- Given task -
Copy the lines of the items exactly, starting from the first line and stopping after the line that contains "x-tick-label: 2250 [410, 349, 437, 361]".

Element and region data
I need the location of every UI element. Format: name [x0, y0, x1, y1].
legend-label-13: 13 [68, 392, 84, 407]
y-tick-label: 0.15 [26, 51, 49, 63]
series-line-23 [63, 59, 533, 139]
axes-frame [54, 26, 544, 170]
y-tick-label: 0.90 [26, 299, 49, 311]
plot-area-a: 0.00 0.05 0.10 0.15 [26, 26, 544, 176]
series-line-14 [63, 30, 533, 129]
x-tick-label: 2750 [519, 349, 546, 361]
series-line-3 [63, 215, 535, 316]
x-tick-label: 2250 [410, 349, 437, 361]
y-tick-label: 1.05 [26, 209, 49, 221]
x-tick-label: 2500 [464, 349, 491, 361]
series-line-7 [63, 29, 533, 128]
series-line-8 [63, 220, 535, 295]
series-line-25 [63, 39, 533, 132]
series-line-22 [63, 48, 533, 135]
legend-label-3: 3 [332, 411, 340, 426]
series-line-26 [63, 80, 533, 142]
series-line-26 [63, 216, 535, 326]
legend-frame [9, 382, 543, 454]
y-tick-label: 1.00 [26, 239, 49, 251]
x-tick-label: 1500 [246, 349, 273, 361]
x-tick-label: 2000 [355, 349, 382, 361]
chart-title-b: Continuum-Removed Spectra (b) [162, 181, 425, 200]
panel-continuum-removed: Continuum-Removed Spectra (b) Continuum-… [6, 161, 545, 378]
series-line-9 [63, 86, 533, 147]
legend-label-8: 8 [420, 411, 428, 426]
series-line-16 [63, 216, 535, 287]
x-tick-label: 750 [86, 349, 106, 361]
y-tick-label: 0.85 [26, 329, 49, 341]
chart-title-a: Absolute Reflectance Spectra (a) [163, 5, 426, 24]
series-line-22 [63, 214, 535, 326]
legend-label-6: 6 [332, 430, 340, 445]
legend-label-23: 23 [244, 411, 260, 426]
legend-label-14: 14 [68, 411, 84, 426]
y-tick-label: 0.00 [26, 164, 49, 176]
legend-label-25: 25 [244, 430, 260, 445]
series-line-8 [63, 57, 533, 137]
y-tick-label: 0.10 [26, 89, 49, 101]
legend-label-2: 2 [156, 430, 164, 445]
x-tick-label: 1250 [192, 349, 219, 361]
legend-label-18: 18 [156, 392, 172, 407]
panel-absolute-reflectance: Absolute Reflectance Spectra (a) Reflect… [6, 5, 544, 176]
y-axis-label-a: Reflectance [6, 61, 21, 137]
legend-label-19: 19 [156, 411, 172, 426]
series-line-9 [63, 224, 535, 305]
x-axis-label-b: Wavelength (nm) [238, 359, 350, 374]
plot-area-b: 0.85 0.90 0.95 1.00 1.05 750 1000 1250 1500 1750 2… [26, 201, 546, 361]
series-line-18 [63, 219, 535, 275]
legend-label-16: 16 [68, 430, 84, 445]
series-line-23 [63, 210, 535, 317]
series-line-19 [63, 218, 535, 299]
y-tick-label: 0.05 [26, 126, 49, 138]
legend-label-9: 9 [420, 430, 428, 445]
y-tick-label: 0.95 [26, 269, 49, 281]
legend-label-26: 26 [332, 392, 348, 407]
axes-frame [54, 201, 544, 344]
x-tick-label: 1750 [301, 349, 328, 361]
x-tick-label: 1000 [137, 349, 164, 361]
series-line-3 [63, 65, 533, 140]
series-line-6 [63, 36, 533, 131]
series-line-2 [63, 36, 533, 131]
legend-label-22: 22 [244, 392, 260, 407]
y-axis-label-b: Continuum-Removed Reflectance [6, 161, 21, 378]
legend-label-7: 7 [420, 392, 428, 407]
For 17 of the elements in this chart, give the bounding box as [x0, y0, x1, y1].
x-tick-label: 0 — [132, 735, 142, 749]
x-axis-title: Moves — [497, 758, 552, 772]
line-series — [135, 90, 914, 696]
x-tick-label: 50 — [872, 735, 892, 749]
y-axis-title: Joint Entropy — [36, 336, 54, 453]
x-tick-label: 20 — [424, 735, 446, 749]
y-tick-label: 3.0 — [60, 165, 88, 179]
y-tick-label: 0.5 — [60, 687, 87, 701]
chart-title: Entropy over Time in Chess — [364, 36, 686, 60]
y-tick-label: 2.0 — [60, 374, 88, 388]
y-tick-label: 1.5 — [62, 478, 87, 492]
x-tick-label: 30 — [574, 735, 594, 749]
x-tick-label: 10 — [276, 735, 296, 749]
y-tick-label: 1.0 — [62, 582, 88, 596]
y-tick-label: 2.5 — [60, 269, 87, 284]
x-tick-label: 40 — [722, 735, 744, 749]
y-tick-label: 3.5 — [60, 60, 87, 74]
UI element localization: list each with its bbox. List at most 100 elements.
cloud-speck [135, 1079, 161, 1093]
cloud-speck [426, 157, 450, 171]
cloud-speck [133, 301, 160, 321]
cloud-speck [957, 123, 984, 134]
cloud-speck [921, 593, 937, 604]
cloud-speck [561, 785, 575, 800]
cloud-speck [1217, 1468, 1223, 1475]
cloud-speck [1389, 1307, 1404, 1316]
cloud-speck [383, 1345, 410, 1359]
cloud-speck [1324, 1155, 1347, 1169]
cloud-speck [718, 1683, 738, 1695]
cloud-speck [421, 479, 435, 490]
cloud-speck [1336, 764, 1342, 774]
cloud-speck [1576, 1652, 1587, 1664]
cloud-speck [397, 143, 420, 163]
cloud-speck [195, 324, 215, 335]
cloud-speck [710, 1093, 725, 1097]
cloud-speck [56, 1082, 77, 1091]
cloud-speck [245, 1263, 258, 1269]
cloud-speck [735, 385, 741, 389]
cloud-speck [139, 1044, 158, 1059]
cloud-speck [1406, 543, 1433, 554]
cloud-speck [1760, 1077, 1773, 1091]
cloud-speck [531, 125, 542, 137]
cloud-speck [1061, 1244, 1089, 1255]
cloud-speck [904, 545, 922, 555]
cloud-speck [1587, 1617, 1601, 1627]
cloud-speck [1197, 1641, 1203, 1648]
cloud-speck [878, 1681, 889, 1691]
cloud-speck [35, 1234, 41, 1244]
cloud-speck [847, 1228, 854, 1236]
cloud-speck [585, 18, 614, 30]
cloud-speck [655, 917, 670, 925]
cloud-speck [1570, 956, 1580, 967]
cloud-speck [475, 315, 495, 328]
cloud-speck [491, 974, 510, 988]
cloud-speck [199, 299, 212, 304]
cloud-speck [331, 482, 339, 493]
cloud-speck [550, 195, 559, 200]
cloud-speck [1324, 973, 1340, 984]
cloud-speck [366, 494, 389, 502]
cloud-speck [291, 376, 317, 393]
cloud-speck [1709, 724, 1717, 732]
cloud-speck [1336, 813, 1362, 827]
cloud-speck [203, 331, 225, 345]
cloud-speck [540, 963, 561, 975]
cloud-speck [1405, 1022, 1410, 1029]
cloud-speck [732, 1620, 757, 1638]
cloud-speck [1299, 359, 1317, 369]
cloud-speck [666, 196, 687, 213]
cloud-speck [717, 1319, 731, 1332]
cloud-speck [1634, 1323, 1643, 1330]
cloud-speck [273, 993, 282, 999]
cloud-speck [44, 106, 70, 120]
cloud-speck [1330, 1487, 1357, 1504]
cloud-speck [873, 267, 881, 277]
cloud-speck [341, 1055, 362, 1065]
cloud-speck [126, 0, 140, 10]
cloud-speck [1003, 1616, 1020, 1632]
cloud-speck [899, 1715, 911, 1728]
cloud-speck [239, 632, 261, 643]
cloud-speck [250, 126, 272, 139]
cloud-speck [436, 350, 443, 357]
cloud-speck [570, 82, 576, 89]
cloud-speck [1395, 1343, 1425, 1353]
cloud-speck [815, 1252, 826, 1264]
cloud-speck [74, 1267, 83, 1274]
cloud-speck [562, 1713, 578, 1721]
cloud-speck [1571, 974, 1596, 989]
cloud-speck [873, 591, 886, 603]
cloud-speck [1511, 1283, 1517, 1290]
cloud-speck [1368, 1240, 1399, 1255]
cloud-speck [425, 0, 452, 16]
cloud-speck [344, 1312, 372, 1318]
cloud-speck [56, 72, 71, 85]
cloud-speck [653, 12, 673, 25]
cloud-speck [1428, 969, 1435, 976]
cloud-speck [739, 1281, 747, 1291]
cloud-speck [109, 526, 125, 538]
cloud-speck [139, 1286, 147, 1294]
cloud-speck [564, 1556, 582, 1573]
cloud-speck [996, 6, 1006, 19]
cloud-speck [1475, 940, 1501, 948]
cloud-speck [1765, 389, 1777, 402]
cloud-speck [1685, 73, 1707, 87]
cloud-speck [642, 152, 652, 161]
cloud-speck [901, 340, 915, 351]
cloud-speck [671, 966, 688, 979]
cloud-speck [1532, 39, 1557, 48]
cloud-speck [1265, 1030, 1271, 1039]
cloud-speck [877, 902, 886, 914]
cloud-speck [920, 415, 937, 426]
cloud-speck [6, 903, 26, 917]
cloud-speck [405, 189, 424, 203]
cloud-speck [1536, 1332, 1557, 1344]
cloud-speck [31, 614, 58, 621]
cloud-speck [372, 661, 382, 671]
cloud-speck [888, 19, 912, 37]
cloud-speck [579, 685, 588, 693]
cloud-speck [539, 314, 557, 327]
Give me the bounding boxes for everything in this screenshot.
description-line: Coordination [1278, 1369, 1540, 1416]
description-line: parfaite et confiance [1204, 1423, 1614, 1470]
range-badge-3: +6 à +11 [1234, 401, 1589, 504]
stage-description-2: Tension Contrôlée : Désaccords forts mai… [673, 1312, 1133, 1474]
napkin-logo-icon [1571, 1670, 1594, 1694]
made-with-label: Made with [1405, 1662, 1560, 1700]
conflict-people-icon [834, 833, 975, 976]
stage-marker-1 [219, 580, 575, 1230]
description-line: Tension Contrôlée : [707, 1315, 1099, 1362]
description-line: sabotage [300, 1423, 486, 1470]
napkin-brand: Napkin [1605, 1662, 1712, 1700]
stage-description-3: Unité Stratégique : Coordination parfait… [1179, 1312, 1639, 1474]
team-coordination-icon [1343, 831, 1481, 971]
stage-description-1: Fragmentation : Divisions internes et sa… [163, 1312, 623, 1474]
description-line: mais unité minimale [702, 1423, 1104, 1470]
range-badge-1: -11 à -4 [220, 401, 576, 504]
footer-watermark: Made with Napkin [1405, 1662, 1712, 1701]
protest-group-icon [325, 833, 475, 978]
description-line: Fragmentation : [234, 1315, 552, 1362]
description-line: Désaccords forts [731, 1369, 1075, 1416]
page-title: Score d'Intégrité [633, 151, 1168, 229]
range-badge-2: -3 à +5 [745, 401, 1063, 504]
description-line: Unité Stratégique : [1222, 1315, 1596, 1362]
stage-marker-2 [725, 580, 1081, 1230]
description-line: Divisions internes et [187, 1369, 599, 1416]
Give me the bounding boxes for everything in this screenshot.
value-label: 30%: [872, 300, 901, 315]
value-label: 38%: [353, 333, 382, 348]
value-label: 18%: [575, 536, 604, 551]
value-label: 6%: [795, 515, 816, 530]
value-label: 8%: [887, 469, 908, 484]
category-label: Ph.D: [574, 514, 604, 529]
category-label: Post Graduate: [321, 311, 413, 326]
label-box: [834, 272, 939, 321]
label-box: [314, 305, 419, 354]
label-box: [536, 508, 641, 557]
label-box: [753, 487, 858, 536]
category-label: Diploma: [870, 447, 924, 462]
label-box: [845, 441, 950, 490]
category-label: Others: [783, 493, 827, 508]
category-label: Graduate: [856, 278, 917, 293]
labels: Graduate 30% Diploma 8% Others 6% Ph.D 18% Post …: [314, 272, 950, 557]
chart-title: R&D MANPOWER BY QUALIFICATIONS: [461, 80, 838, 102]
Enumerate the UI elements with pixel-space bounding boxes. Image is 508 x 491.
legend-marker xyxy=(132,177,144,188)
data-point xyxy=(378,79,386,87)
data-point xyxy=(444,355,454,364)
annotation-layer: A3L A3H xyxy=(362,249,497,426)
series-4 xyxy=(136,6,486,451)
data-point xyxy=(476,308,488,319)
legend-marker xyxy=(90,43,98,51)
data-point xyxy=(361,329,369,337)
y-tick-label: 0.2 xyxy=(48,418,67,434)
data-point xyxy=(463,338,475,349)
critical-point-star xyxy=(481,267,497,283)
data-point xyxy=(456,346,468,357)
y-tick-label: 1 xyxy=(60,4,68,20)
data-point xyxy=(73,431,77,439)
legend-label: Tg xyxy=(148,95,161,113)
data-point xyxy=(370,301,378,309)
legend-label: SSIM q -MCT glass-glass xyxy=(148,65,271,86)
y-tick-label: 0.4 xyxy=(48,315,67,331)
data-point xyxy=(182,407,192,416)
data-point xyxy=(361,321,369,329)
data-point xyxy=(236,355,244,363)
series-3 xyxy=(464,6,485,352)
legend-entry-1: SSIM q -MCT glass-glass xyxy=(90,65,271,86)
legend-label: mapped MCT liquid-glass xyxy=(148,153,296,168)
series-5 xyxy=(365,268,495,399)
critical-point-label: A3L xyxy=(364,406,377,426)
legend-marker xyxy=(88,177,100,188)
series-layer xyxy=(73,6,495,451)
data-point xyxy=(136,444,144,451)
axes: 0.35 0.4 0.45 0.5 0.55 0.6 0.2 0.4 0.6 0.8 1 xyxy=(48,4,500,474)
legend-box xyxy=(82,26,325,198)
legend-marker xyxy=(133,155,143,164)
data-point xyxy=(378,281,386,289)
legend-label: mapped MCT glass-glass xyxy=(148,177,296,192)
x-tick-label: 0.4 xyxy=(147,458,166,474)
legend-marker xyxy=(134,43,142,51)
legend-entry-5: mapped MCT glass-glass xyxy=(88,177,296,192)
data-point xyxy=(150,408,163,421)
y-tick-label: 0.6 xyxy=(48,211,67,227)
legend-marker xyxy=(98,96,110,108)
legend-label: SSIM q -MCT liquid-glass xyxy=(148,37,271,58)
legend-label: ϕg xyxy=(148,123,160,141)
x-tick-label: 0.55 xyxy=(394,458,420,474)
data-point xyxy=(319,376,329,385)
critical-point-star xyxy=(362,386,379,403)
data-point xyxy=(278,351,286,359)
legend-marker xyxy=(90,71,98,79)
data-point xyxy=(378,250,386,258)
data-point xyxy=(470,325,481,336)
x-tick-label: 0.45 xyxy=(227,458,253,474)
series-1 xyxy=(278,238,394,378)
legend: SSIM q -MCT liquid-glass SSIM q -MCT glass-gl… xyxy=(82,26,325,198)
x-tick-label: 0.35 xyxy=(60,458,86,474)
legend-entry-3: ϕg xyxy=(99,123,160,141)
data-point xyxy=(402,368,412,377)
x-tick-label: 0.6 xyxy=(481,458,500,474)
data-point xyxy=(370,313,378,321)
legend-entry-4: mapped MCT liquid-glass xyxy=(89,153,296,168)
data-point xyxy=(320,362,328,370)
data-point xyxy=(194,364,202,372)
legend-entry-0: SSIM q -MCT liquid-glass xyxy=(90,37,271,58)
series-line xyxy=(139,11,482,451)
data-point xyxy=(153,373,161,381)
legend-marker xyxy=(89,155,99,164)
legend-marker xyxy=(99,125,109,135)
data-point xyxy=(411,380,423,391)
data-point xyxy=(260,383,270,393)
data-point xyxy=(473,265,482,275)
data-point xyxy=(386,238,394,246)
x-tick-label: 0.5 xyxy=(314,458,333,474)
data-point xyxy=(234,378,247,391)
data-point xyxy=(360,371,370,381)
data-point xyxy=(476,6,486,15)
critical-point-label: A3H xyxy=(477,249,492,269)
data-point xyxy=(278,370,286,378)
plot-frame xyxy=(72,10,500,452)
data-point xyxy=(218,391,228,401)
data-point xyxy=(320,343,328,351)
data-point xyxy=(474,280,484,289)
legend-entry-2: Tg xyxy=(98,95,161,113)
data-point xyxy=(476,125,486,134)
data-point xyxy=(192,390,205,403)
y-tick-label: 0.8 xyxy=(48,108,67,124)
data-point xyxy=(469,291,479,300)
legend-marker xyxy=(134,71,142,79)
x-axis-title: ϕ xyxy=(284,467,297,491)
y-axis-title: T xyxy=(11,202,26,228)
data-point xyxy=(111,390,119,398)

- Worked solution -
I need the location of every UI element. Format: name [x0, y0, x1, y1].
legend-label-13: 13 [68, 392, 84, 407]
y-tick-label: 0.15 [26, 51, 49, 63]
series-line-23 [63, 59, 533, 139]
axes-frame [54, 26, 544, 170]
y-tick-label: 0.90 [26, 299, 49, 311]
plot-area-a: 0.00 0.05 0.10 0.15 [26, 26, 544, 176]
series-line-14 [63, 30, 533, 129]
x-tick-label: 2750 [519, 349, 546, 361]
series-line-3 [63, 215, 535, 316]
x-tick-label: 2250 [410, 349, 437, 361]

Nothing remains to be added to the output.